▸ **What you need to do**: From the listing below, select every line where the word "JSON" appears.

□ □ □ □ □ □ □

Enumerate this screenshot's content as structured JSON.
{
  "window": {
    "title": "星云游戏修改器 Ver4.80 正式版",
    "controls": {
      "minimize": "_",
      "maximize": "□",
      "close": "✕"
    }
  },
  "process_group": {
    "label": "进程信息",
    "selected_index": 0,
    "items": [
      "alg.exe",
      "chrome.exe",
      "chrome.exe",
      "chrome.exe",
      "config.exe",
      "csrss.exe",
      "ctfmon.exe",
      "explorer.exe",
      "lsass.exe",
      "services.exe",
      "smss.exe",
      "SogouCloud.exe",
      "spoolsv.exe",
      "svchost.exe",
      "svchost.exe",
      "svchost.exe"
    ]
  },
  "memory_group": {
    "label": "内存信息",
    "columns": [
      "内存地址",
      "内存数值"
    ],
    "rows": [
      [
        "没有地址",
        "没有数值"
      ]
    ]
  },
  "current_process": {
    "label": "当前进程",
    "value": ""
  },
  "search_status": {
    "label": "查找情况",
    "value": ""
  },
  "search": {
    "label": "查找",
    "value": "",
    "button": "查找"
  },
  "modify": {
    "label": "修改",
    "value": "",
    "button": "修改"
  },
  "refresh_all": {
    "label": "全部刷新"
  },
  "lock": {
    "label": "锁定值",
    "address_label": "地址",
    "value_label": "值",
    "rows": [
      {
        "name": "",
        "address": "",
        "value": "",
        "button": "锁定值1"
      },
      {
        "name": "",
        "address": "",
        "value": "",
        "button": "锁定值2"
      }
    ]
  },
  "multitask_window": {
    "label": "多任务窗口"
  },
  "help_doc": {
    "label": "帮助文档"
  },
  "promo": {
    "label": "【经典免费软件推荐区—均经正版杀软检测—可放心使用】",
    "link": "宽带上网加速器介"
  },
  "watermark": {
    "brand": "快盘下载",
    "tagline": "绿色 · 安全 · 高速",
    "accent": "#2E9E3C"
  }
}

□ □ □ □ □ □ □

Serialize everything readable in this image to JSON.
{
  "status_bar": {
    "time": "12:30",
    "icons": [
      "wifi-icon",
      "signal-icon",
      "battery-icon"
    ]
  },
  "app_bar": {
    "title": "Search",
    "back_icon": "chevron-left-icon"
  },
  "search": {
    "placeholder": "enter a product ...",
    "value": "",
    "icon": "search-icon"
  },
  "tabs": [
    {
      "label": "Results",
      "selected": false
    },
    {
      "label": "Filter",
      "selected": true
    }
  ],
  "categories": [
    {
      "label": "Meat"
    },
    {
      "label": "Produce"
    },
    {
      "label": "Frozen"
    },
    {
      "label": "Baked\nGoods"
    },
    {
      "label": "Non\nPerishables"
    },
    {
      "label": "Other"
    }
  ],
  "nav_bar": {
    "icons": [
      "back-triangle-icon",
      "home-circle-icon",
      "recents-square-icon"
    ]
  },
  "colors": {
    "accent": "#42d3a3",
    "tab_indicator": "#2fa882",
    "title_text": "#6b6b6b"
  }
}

□ □ □ □ □ □ □

▸ **Task response**:
Enumerate this screenshot's content as structured JSON.
Serialize everything readable in this image to JSON.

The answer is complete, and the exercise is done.